__Written instruction__
Rewrite all of the material below, swapping every "radio-button" for "radio-toggle" and leaving everything else as it is.

────────────────

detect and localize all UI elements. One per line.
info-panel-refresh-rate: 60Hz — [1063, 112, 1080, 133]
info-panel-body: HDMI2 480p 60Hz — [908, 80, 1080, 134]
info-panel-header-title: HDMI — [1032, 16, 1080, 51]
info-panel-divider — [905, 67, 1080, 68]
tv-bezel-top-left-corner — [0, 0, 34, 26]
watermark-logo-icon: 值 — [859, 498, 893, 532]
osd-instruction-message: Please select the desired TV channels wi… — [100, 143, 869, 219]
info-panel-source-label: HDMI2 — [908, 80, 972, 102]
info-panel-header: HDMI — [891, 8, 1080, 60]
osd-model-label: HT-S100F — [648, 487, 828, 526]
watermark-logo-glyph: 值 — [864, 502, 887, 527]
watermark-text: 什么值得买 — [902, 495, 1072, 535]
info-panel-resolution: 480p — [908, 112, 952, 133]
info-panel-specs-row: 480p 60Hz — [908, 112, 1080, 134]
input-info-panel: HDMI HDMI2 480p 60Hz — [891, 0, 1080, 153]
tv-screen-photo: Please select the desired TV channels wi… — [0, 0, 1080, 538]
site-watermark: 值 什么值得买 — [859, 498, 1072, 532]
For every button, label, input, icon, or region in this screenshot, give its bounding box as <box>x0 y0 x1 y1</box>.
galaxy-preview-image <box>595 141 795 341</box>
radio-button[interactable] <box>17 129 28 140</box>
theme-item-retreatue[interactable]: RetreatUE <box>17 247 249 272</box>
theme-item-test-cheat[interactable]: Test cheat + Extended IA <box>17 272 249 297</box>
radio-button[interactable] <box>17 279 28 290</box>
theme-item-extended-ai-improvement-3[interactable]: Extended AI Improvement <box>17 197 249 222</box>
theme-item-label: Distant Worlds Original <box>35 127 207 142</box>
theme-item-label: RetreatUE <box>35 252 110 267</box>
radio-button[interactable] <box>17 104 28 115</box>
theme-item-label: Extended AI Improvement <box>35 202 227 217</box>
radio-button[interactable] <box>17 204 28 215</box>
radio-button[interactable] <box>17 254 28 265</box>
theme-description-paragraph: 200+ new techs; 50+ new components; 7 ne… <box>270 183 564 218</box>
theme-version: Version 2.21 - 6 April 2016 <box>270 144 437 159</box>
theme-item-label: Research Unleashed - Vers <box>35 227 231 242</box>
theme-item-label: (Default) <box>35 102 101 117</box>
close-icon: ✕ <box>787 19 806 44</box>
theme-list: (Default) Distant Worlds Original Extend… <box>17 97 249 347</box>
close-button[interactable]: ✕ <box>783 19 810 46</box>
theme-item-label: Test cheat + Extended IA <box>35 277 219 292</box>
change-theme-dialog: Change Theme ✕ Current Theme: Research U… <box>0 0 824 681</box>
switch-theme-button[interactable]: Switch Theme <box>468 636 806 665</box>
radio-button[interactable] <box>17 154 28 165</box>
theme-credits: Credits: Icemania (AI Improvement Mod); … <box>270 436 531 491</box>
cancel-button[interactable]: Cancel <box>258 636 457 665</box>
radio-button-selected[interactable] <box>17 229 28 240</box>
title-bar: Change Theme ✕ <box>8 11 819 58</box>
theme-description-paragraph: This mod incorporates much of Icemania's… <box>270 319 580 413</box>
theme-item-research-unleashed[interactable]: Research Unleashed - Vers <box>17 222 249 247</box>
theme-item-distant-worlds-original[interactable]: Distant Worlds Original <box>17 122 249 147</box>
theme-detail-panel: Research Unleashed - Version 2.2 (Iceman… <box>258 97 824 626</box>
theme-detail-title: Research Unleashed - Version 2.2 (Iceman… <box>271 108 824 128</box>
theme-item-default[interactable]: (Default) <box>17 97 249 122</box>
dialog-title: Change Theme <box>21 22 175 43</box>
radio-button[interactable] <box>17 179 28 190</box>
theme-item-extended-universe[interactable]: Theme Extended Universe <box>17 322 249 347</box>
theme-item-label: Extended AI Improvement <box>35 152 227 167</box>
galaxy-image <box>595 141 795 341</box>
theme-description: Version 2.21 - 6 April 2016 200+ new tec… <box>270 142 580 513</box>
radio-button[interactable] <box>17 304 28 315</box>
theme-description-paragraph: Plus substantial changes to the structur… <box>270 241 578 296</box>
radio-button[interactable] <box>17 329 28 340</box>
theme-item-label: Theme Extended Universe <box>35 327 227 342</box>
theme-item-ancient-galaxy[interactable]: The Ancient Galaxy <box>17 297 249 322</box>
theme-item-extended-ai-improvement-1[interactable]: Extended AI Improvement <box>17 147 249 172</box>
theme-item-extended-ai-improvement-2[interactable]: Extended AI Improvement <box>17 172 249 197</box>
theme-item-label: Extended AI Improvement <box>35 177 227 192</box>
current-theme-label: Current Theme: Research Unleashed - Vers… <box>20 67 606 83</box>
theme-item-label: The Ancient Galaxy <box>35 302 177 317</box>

────────────────

__Solution to the exercise__
detect and localize all UI elements. One per line.
info-panel-refresh-rate: 60Hz — [1063, 112, 1080, 133]
info-panel-body: HDMI2 480p 60Hz — [908, 80, 1080, 134]
info-panel-header-title: HDMI — [1032, 16, 1080, 51]
info-panel-divider — [905, 67, 1080, 68]
tv-bezel-top-left-corner — [0, 0, 34, 26]
watermark-logo-icon: 值 — [859, 498, 893, 532]
osd-instruction-message: Please select the desired TV channels wi… — [100, 143, 869, 219]
info-panel-source-label: HDMI2 — [908, 80, 972, 102]
info-panel-header: HDMI — [891, 8, 1080, 60]
osd-model-label: HT-S100F — [648, 487, 828, 526]
watermark-logo-glyph: 值 — [864, 502, 887, 527]
watermark-text: 什么值得买 — [902, 495, 1072, 535]
info-panel-resolution: 480p — [908, 112, 952, 133]
info-panel-specs-row: 480p 60Hz — [908, 112, 1080, 134]
input-info-panel: HDMI HDMI2 480p 60Hz — [891, 0, 1080, 153]
tv-screen-photo: Please select the desired TV channels wi… — [0, 0, 1080, 538]
site-watermark: 值 什么值得买 — [859, 498, 1072, 532]
For every button, label, input, icon, or region in this screenshot, give its bounding box as <box>x0 y0 x1 y1</box>.
galaxy-preview-image <box>595 141 795 341</box>
radio-toggle[interactable] <box>17 129 28 140</box>
theme-item-retreatue[interactable]: RetreatUE <box>17 247 249 272</box>
theme-item-test-cheat[interactable]: Test cheat + Extended IA <box>17 272 249 297</box>
radio-toggle[interactable] <box>17 279 28 290</box>
theme-item-extended-ai-improvement-3[interactable]: Extended AI Improvement <box>17 197 249 222</box>
theme-item-label: Distant Worlds Original <box>35 127 207 142</box>
theme-item-label: RetreatUE <box>35 252 110 267</box>
radio-toggle[interactable] <box>17 104 28 115</box>
theme-item-label: Extended AI Improvement <box>35 202 227 217</box>
radio-toggle[interactable] <box>17 204 28 215</box>
radio-toggle[interactable] <box>17 254 28 265</box>
theme-description-paragraph: 200+ new techs; 50+ new components; 7 ne… <box>270 183 564 218</box>
theme-version: Version 2.21 - 6 April 2016 <box>270 144 437 159</box>
theme-item-label: Research Unleashed - Vers <box>35 227 231 242</box>
theme-item-label: (Default) <box>35 102 101 117</box>
close-icon: ✕ <box>787 19 806 44</box>
theme-list: (Default) Distant Worlds Original Extend… <box>17 97 249 347</box>
close-button[interactable]: ✕ <box>783 19 810 46</box>
theme-item-label: Test cheat + Extended IA <box>35 277 219 292</box>
change-theme-dialog: Change Theme ✕ Current Theme: Research U… <box>0 0 824 681</box>
switch-theme-button[interactable]: Switch Theme <box>468 636 806 665</box>
radio-toggle[interactable] <box>17 154 28 165</box>
theme-credits: Credits: Icemania (AI Improvement Mod); … <box>270 436 531 491</box>
cancel-button[interactable]: Cancel <box>258 636 457 665</box>
radio-toggle-selected[interactable] <box>17 229 28 240</box>
title-bar: Change Theme ✕ <box>8 11 819 58</box>
theme-description-paragraph: This mod incorporates much of Icemania's… <box>270 319 580 413</box>
theme-item-research-unleashed[interactable]: Research Unleashed - Vers <box>17 222 249 247</box>
theme-item-distant-worlds-original[interactable]: Distant Worlds Original <box>17 122 249 147</box>
theme-detail-panel: Research Unleashed - Version 2.2 (Iceman… <box>258 97 824 626</box>
theme-detail-title: Research Unleashed - Version 2.2 (Iceman… <box>271 108 824 128</box>
theme-item-default[interactable]: (Default) <box>17 97 249 122</box>
dialog-title: Change Theme <box>21 22 175 43</box>
radio-toggle[interactable] <box>17 179 28 190</box>
theme-item-extended-universe[interactable]: Theme Extended Universe <box>17 322 249 347</box>
theme-item-label: Extended AI Improvement <box>35 152 227 167</box>
galaxy-image <box>595 141 795 341</box>
theme-description: Version 2.21 - 6 April 2016 200+ new tec… <box>270 142 580 513</box>
radio-toggle[interactable] <box>17 304 28 315</box>
theme-description-paragraph: Plus substantial changes to the structur… <box>270 241 578 296</box>
radio-toggle[interactable] <box>17 329 28 340</box>
theme-item-label: Theme Extended Universe <box>35 327 227 342</box>
theme-item-ancient-galaxy[interactable]: The Ancient Galaxy <box>17 297 249 322</box>
theme-item-extended-ai-improvement-1[interactable]: Extended AI Improvement <box>17 147 249 172</box>
theme-item-extended-ai-improvement-2[interactable]: Extended AI Improvement <box>17 172 249 197</box>
theme-item-label: Extended AI Improvement <box>35 177 227 192</box>
current-theme-label: Current Theme: Research Unleashed - Vers… <box>20 67 606 83</box>
theme-item-label: The Ancient Galaxy <box>35 302 177 317</box>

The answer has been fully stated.